TRECHO DO DOCUMENTO »
---*---

Com calma, ele abandonou o tom jocoso para falar sério e contar que, além da carreira de ator, vem trabalhando como produtor. Está, por isso, engajado em projeto que vem recebendo boa acolhida do Governo de seu país (no comando do INCAA, está o cineasta Luiz “História Oficial” Puenzo): temos uma ótima Lei do Teatro e uma Lei do Audiovisual, idem. Agora, estamos formulando novos mecanismos para o fomento de produção para TV e novas mídias digitais”.
Como se vê, a situação no país vizinho é, em tudo, oposta à brasileira, que, desde a posse do presidente Jair Bolsonaro, é de explícito desprezo pelo audiovisual. Vale, ainda, um registro: Pablo Echari atuou, ao lado de Letícia Sabatella, no filme brasileiro “Happy Hour – Verdade e Consequências”, de Eduardo Albergaria (2017).
O debate do longa brasiliense “Por que Você Não Chora?” foi dos mais dinâmicos, mas em tudo diverso do filme argentino. A diretora Cibele Amaral, também roteirista do filme, convocou para estar com ela as atrizes Carolina Monte Rosa (a protagonista Jéssica) e Elisa Lucinda (uma respeitada terapeuta, na trama). Convocou, também, o companheiro Patrick de Jongh, produtor do filme e autor da trilha sonora. Na testa, ele trazia um enorme curativo. Roger Lerina, que moderava o debate, quis saber o que acontecera.

---*---

PERGUNTAS E TAREFAS »
A. Responda com base no trecho:
(i) Quem está no comando do INCAA?
(ii) Em que filme brasileiro Pablo Echari atuou ao lado de Letícia Sabatella?
(iii) Quem moderava o debate de "Por que Você Não Chora?"?
B. Transcreva do trecho tudo o que vai desde "O debate do" até "o que acontecera.".

INFORMAÇÕES FORNECIDAS »
---*---

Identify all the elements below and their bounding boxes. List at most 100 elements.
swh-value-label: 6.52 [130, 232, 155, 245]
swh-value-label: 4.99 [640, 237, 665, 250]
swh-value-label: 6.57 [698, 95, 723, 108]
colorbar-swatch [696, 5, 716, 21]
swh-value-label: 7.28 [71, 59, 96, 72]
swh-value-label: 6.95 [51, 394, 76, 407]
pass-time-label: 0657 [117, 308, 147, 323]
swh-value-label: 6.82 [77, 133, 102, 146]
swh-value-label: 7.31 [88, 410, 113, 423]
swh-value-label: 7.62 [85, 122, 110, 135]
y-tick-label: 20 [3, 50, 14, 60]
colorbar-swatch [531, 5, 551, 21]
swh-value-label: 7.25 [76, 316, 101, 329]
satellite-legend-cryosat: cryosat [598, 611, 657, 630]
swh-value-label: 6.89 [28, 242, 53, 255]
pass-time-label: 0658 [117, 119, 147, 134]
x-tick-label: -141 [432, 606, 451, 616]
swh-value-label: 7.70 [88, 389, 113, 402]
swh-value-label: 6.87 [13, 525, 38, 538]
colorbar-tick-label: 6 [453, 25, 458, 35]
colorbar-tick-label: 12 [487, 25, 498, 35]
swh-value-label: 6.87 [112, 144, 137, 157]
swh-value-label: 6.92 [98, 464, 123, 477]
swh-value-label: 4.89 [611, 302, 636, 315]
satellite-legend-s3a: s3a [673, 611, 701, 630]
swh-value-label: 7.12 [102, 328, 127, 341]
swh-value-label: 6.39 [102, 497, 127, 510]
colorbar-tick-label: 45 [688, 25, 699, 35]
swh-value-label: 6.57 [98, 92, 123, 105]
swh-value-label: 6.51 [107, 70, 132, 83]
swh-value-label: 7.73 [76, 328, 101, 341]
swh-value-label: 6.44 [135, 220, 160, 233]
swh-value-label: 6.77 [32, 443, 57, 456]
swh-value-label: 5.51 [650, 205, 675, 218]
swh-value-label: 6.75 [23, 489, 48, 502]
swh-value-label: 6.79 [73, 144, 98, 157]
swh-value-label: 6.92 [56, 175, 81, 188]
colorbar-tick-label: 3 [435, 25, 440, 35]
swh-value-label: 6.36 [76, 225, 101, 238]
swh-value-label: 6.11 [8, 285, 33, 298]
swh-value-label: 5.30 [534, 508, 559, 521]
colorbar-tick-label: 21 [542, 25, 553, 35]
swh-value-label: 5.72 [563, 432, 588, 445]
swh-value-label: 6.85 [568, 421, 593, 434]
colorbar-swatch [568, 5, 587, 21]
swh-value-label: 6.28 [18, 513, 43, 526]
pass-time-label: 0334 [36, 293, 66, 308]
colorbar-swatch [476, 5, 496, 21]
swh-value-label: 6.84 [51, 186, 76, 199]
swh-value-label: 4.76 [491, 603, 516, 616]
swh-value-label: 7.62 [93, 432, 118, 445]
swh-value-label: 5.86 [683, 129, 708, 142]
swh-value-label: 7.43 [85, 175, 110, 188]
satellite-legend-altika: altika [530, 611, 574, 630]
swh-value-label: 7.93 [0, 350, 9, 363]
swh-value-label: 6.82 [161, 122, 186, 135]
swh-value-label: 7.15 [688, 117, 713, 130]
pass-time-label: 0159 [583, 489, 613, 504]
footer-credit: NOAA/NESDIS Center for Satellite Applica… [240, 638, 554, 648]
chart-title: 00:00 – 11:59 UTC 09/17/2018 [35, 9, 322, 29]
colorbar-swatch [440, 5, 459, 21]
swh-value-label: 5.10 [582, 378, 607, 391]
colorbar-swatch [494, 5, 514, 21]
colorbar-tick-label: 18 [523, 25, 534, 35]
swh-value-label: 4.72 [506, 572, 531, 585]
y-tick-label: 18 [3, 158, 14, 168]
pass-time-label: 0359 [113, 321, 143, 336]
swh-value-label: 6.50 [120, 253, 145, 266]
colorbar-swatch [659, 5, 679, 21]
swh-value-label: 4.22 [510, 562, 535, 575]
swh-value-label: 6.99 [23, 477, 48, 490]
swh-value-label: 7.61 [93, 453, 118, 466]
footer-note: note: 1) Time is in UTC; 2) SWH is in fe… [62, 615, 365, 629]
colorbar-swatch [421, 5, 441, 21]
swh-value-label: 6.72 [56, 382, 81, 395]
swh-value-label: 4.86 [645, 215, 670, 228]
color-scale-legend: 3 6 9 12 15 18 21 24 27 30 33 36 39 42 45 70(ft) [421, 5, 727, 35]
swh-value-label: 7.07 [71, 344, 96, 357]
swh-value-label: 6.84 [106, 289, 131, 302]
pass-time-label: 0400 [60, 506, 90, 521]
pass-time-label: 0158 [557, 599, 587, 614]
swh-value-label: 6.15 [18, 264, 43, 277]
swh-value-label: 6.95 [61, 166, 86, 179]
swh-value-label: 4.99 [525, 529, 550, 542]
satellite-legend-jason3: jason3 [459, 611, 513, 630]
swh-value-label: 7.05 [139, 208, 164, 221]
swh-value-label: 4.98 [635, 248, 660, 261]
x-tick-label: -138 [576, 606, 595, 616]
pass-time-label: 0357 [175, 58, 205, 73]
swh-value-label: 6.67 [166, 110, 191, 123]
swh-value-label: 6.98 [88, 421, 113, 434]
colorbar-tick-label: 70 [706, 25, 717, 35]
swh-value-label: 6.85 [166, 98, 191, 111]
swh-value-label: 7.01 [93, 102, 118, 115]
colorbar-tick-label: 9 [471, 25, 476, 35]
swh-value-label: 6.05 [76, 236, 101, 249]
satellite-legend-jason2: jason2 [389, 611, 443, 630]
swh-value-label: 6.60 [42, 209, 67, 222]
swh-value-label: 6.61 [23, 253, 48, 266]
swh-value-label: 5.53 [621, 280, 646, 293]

---*---

RESPOSTAS FORNECIDAS »
A.
(i) O cineasta Luiz "História Oficial" Puenzo.
(ii) Em "Happy Hour – Verdade e Consequências", de Eduardo Albergaria (2017).
(iii) Roger Lerina.

B.
O debate do longa brasiliense “Por que Você Não Chora?” foi dos mais dinâmicos, mas em tudo diverso do filme argentino. A diretora Cibele Amaral, também roteirista do filme, convocou para estar com ela as atrizes Carolina Monte Rosa (a protagonista Jéssica) e Elisa Lucinda (uma respeitada terapeuta, na trama). Convocou, também, o companheiro Patrick de Jongh, produtor do filme e autor da trilha sonora. Na testa, ele trazia um enorme curativo. Roger Lerina, que moderava o debate, quis saber o que acontecera.